◆ **Required work**:
Please repeat all of the listing exactly.
════
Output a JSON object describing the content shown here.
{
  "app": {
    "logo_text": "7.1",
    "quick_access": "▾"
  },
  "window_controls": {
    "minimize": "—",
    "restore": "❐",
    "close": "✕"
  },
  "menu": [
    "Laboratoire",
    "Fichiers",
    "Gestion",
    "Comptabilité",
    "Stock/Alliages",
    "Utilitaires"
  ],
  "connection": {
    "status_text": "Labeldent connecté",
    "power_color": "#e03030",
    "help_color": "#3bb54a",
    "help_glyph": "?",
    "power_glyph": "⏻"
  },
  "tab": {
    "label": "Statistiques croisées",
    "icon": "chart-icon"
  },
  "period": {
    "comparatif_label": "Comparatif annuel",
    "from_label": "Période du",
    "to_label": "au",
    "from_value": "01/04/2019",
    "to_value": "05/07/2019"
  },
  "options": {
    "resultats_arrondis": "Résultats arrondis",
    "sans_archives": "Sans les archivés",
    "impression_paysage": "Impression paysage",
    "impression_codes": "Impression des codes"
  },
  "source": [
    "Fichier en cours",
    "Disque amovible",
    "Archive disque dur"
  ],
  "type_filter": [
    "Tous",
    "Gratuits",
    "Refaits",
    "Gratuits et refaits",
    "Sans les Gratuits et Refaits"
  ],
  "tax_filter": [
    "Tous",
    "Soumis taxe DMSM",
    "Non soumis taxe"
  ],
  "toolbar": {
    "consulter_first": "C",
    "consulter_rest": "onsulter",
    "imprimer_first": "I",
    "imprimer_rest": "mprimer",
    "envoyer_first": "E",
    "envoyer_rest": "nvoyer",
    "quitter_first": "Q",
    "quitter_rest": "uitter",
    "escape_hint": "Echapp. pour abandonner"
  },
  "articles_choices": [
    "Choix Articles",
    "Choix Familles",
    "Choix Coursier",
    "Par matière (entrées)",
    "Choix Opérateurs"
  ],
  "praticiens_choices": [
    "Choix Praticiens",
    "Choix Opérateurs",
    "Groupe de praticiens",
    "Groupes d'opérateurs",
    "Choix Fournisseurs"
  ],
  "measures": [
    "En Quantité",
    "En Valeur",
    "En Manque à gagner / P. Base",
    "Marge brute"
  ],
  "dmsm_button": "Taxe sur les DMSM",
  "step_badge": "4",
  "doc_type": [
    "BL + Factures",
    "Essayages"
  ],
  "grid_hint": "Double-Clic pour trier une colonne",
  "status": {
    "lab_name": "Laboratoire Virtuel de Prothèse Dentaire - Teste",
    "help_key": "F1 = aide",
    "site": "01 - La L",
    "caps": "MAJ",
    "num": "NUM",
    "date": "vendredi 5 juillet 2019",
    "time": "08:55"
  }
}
════
◆ **Final result**:
Output a JSON object describing the content shown here.
{
  "app": {
    "logo_text": "7.1",
    "quick_access": "▾"
  },
  "window_controls": {
    "minimize": "—",
    "restore": "❐",
    "close": "✕"
  },
  "menu": [
    "Laboratoire",
    "Fichiers",
    "Gestion",
    "Comptabilité",
    "Stock/Alliages",
    "Utilitaires"
  ],
  "connection": {
    "status_text": "Labeldent connecté",
    "power_color": "#e03030",
    "help_color": "#3bb54a",
    "help_glyph": "?",
    "power_glyph": "⏻"
  },
  "tab": {
    "label": "Statistiques croisées",
    "icon": "chart-icon"
  },
  "period": {
    "comparatif_label": "Comparatif annuel",
    "from_label": "Période du",
    "to_label": "au",
    "from_value": "01/04/2019",
    "to_value": "05/07/2019"
  },
  "options": {
    "resultats_arrondis": "Résultats arrondis",
    "sans_archives": "Sans les archivés",
    "impression_paysage": "Impression paysage",
    "impression_codes": "Impression des codes"
  },
  "source": [
    "Fichier en cours",
    "Disque amovible",
    "Archive disque dur"
  ],
  "type_filter": [
    "Tous",
    "Gratuits",
    "Refaits",
    "Gratuits et refaits",
    "Sans les Gratuits et Refaits"
  ],
  "tax_filter": [
    "Tous",
    "Soumis taxe DMSM",
    "Non soumis taxe"
  ],
  "toolbar": {
    "consulter_first": "C",
    "consulter_rest": "onsulter",
    "imprimer_first": "I",
    "imprimer_rest": "mprimer",
    "envoyer_first": "E",
    "envoyer_rest": "nvoyer",
    "quitter_first": "Q",
    "quitter_rest": "uitter",
    "escape_hint": "Echapp. pour abandonner"
  },
  "articles_choices": [
    "Choix Articles",
    "Choix Familles",
    "Choix Coursier",
    "Par matière (entrées)",
    "Choix Opérateurs"
  ],
  "praticiens_choices": [
    "Choix Praticiens",
    "Choix Opérateurs",
    "Groupe de praticiens",
    "Groupes d'opérateurs",
    "Choix Fournisseurs"
  ],
  "measures": [
    "En Quantité",
    "En Valeur",
    "En Manque à gagner / P. Base",
    "Marge brute"
  ],
  "dmsm_button": "Taxe sur les DMSM",
  "step_badge": "4",
  "doc_type": [
    "BL + Factures",
    "Essayages"
  ],
  "grid_hint": "Double-Clic pour trier une colonne",
  "status": {
    "lab_name": "Laboratoire Virtuel de Prothèse Dentaire - Teste",
    "help_key": "F1 = aide",
    "site": "01 - La L",
    "caps": "MAJ",
    "num": "NUM",
    "date": "vendredi 5 juillet 2019",
    "time": "08:55"
  }
}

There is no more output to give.